What this task involves> Transcribe every line, keeping it exact.

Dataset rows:
━━━

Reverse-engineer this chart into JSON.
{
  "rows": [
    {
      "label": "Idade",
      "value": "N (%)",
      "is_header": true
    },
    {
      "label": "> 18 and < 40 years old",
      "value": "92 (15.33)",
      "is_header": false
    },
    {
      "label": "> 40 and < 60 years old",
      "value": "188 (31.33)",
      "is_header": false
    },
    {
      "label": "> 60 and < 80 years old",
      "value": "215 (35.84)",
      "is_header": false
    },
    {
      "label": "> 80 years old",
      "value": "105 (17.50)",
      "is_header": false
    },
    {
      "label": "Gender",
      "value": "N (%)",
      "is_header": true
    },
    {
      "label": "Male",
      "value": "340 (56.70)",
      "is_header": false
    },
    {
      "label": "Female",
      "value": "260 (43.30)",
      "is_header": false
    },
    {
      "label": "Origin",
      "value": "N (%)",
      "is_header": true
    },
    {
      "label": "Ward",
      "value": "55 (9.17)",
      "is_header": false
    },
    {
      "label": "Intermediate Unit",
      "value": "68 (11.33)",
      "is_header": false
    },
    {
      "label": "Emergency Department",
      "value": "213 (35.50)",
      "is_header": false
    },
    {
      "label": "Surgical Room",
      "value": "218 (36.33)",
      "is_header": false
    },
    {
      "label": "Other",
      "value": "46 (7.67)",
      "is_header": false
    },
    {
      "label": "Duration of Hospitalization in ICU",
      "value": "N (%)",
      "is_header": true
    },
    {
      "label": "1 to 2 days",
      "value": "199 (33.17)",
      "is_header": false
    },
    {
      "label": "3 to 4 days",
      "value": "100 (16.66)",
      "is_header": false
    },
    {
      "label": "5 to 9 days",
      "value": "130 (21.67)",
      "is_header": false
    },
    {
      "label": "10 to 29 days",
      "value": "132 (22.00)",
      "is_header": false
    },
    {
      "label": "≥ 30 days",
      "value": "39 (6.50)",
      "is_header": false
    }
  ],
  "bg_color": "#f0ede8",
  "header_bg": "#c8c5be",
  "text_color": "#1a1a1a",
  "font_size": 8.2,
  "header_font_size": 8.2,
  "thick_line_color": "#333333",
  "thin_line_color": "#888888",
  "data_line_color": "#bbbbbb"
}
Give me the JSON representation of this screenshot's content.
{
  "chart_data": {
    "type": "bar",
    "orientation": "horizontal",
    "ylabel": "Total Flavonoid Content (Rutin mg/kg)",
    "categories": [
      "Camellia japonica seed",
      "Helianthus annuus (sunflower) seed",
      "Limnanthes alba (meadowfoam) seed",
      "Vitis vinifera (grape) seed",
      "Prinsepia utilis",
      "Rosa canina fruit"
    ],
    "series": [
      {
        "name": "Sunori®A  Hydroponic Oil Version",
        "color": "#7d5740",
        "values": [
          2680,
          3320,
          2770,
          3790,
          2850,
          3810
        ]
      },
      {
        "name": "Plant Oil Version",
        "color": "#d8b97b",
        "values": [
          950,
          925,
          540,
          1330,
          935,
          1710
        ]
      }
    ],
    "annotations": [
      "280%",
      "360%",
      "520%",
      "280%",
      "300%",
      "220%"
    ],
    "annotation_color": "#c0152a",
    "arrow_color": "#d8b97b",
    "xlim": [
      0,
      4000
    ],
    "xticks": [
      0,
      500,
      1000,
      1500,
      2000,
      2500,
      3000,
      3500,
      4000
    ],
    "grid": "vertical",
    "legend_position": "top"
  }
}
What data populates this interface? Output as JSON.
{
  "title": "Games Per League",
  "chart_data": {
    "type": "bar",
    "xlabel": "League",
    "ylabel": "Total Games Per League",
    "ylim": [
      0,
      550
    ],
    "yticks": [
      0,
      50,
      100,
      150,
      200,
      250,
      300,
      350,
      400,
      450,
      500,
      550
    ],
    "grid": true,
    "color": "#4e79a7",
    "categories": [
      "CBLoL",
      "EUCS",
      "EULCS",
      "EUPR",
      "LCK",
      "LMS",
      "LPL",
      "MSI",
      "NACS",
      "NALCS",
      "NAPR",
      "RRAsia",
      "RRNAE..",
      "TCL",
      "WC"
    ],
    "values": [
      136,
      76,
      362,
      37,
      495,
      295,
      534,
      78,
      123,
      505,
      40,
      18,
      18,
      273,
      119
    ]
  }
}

━━━

Task result>
Reverse-engineer this chart into JSON.
{
  "rows": [
    {
      "label": "Idade",
      "value": "N (%)",
      "is_header": true
    },
    {
      "label": "> 18 and < 40 years old",
      "value": "92 (15.33)",
      "is_header": false
    },
    {
      "label": "> 40 and < 60 years old",
      "value": "188 (31.33)",
      "is_header": false
    },
    {
      "label": "> 60 and < 80 years old",
      "value": "215 (35.84)",
      "is_header": false
    },
    {
      "label": "> 80 years old",
      "value": "105 (17.50)",
      "is_header": false
    },
    {
      "label": "Gender",
      "value": "N (%)",
      "is_header": true
    },
    {
      "label": "Male",
      "value": "340 (56.70)",
      "is_header": false
    },
    {
      "label": "Female",
      "value": "260 (43.30)",
      "is_header": false
    },
    {
      "label": "Origin",
      "value": "N (%)",
      "is_header": true
    },
    {
      "label": "Ward",
      "value": "55 (9.17)",
      "is_header": false
    },
    {
      "label": "Intermediate Unit",
      "value": "68 (11.33)",
      "is_header": false
    },
    {
      "label": "Emergency Department",
      "value": "213 (35.50)",
      "is_header": false
    },
    {
      "label": "Surgical Room",
      "value": "218 (36.33)",
      "is_header": false
    },
    {
      "label": "Other",
      "value": "46 (7.67)",
      "is_header": false
    },
    {
      "label": "Duration of Hospitalization in ICU",
      "value": "N (%)",
      "is_header": true
    },
    {
      "label": "1 to 2 days",
      "value": "199 (33.17)",
      "is_header": false
    },
    {
      "label": "3 to 4 days",
      "value": "100 (16.66)",
      "is_header": false
    },
    {
      "label": "5 to 9 days",
      "value": "130 (21.67)",
      "is_header": false
    },
    {
      "label": "10 to 29 days",
      "value": "132 (22.00)",
      "is_header": false
    },
    {
      "label": "≥ 30 days",
      "value": "39 (6.50)",
      "is_header": false
    }
  ],
  "bg_color": "#f0ede8",
  "header_bg": "#c8c5be",
  "text_color": "#1a1a1a",
  "font_size": 8.2,
  "header_font_size": 8.2,
  "thick_line_color": "#333333",
  "thin_line_color": "#888888",
  "data_line_color": "#bbbbbb"
}
Give me the JSON representation of this screenshot's content.
{
  "chart_data": {
    "type": "bar",
    "orientation": "horizontal",
    "ylabel": "Total Flavonoid Content (Rutin mg/kg)",
    "categories": [
      "Camellia japonica seed",
      "Helianthus annuus (sunflower) seed",
      "Limnanthes alba (meadowfoam) seed",
      "Vitis vinifera (grape) seed",
      "Prinsepia utilis",
      "Rosa canina fruit"
    ],
    "series": [
      {
        "name": "Sunori®A  Hydroponic Oil Version",
        "color": "#7d5740",
        "values": [
          2680,
          3320,
          2770,
          3790,
          2850,
          3810
        ]
      },
      {
        "name": "Plant Oil Version",
        "color": "#d8b97b",
        "values": [
          950,
          925,
          540,
          1330,
          935,
          1710
        ]
      }
    ],
    "annotations": [
      "280%",
      "360%",
      "520%",
      "280%",
      "300%",
      "220%"
    ],
    "annotation_color": "#c0152a",
    "arrow_color": "#d8b97b",
    "xlim": [
      0,
      4000
    ],
    "xticks": [
      0,
      500,
      1000,
      1500,
      2000,
      2500,
      3000,
      3500,
      4000
    ],
    "grid": "vertical",
    "legend_position": "top"
  }
}
What data populates this interface? Output as JSON.
{
  "title": "Games Per League",
  "chart_data": {
    "type": "bar",
    "xlabel": "League",
    "ylabel": "Total Games Per League",
    "ylim": [
      0,
      550
    ],
    "yticks": [
      0,
      50,
      100,
      150,
      200,
      250,
      300,
      350,
      400,
      450,
      500,
      550
    ],
    "grid": true,
    "color": "#4e79a7",
    "categories": [
      "CBLoL",
      "EUCS",
      "EULCS",
      "EUPR",
      "LCK",
      "LMS",
      "LPL",
      "MSI",
      "NACS",
      "NALCS",
      "NAPR",
      "RRAsia",
      "RRNAE..",
      "TCL",
      "WC"
    ],
    "values": [
      136,
      76,
      362,
      37,
      495,
      295,
      534,
      78,
      123,
      505,
      40,
      18,
      18,
      273,
      119
    ]
  }
}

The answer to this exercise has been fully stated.